Chart and figure data
────────────────────
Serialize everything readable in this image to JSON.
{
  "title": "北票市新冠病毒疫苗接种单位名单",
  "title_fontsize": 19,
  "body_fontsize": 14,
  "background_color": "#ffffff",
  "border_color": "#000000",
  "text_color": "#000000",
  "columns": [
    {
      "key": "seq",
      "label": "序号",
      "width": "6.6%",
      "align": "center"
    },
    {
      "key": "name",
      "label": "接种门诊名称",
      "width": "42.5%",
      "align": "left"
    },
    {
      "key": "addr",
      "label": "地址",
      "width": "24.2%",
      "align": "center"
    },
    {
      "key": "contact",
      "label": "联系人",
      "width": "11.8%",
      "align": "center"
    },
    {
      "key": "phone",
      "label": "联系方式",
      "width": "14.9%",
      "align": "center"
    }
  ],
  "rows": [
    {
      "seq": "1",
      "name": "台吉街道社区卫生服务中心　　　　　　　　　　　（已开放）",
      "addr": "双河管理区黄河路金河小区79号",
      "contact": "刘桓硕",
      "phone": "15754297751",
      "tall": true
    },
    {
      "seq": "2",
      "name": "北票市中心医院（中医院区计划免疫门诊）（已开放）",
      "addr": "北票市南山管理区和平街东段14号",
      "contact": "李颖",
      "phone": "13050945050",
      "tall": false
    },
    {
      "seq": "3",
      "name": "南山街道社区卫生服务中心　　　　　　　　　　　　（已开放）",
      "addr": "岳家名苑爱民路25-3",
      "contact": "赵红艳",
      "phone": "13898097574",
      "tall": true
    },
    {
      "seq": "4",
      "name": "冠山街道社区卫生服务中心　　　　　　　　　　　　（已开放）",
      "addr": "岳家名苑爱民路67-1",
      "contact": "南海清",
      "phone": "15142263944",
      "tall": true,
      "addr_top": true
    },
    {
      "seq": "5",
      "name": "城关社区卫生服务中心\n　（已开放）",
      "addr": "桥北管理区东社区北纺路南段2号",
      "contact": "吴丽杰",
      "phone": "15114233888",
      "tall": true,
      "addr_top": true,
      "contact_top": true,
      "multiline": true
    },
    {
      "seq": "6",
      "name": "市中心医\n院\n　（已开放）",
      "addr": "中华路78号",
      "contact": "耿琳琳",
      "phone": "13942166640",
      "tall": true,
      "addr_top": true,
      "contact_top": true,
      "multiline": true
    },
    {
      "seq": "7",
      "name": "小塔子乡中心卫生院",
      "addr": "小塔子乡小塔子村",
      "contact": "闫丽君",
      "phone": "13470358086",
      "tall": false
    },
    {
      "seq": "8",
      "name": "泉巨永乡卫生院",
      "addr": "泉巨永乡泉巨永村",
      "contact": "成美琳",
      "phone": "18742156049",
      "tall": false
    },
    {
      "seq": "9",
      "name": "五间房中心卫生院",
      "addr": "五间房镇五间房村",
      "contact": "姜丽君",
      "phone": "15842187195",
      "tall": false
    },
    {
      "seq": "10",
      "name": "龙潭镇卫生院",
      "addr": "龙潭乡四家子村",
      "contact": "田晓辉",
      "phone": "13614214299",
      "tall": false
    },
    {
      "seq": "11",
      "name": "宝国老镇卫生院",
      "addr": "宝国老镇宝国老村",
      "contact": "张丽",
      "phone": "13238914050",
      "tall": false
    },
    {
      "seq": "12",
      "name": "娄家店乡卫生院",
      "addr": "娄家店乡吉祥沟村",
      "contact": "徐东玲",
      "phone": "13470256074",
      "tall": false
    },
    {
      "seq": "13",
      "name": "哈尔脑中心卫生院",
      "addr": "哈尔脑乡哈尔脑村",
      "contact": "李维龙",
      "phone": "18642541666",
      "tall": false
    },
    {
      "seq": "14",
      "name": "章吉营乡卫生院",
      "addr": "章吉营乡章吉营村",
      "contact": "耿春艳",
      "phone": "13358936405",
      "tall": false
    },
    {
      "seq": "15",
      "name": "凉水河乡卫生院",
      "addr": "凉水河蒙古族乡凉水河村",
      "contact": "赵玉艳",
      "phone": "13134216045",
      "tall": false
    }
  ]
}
────────────────────
Write out all the lines again, exactly as they are.

Complete output:
Serialize everything readable in this image to JSON.
{
  "title": "北票市新冠病毒疫苗接种单位名单",
  "title_fontsize": 19,
  "body_fontsize": 14,
  "background_color": "#ffffff",
  "border_color": "#000000",
  "text_color": "#000000",
  "columns": [
    {
      "key": "seq",
      "label": "序号",
      "width": "6.6%",
      "align": "center"
    },
    {
      "key": "name",
      "label": "接种门诊名称",
      "width": "42.5%",
      "align": "left"
    },
    {
      "key": "addr",
      "label": "地址",
      "width": "24.2%",
      "align": "center"
    },
    {
      "key": "contact",
      "label": "联系人",
      "width": "11.8%",
      "align": "center"
    },
    {
      "key": "phone",
      "label": "联系方式",
      "width": "14.9%",
      "align": "center"
    }
  ],
  "rows": [
    {
      "seq": "1",
      "name": "台吉街道社区卫生服务中心　　　　　　　　　　　（已开放）",
      "addr": "双河管理区黄河路金河小区79号",
      "contact": "刘桓硕",
      "phone": "15754297751",
      "tall": true
    },
    {
      "seq": "2",
      "name": "北票市中心医院（中医院区计划免疫门诊）（已开放）",
      "addr": "北票市南山管理区和平街东段14号",
      "contact": "李颖",
      "phone": "13050945050",
      "tall": false
    },
    {
      "seq": "3",
      "name": "南山街道社区卫生服务中心　　　　　　　　　　　　（已开放）",
      "addr": "岳家名苑爱民路25-3",
      "contact": "赵红艳",
      "phone": "13898097574",
      "tall": true
    },
    {
      "seq": "4",
      "name": "冠山街道社区卫生服务中心　　　　　　　　　　　　（已开放）",
      "addr": "岳家名苑爱民路67-1",
      "contact": "南海清",
      "phone": "15142263944",
      "tall": true,
      "addr_top": true
    },
    {
      "seq": "5",
      "name": "城关社区卫生服务中心\n　（已开放）",
      "addr": "桥北管理区东社区北纺路南段2号",
      "contact": "吴丽杰",
      "phone": "15114233888",
      "tall": true,
      "addr_top": true,
      "contact_top": true,
      "multiline": true
    },
    {
      "seq": "6",
      "name": "市中心医\n院\n　（已开放）",
      "addr": "中华路78号",
      "contact": "耿琳琳",
      "phone": "13942166640",
      "tall": true,
      "addr_top": true,
      "contact_top": true,
      "multiline": true
    },
    {
      "seq": "7",
      "name": "小塔子乡中心卫生院",
      "addr": "小塔子乡小塔子村",
      "contact": "闫丽君",
      "phone": "13470358086",
      "tall": false
    },
    {
      "seq": "8",
      "name": "泉巨永乡卫生院",
      "addr": "泉巨永乡泉巨永村",
      "contact": "成美琳",
      "phone": "18742156049",
      "tall": false
    },
    {
      "seq": "9",
      "name": "五间房中心卫生院",
      "addr": "五间房镇五间房村",
      "contact": "姜丽君",
      "phone": "15842187195",
      "tall": false
    },
    {
      "seq": "10",
      "name": "龙潭镇卫生院",
      "addr": "龙潭乡四家子村",
      "contact": "田晓辉",
      "phone": "13614214299",
      "tall": false
    },
    {
      "seq": "11",
      "name": "宝国老镇卫生院",
      "addr": "宝国老镇宝国老村",
      "contact": "张丽",
      "phone": "13238914050",
      "tall": false
    },
    {
      "seq": "12",
      "name": "娄家店乡卫生院",
      "addr": "娄家店乡吉祥沟村",
      "contact": "徐东玲",
      "phone": "13470256074",
      "tall": false
    },
    {
      "seq": "13",
      "name": "哈尔脑中心卫生院",
      "addr": "哈尔脑乡哈尔脑村",
      "contact": "李维龙",
      "phone": "18642541666",
      "tall": false
    },
    {
      "seq": "14",
      "name": "章吉营乡卫生院",
      "addr": "章吉营乡章吉营村",
      "contact": "耿春艳",
      "phone": "13358936405",
      "tall": false
    },
    {
      "seq": "15",
      "name": "凉水河乡卫生院",
      "addr": "凉水河蒙古族乡凉水河村",
      "contact": "赵玉艳",
      "phone": "13134216045",
      "tall": false
    }
  ]
}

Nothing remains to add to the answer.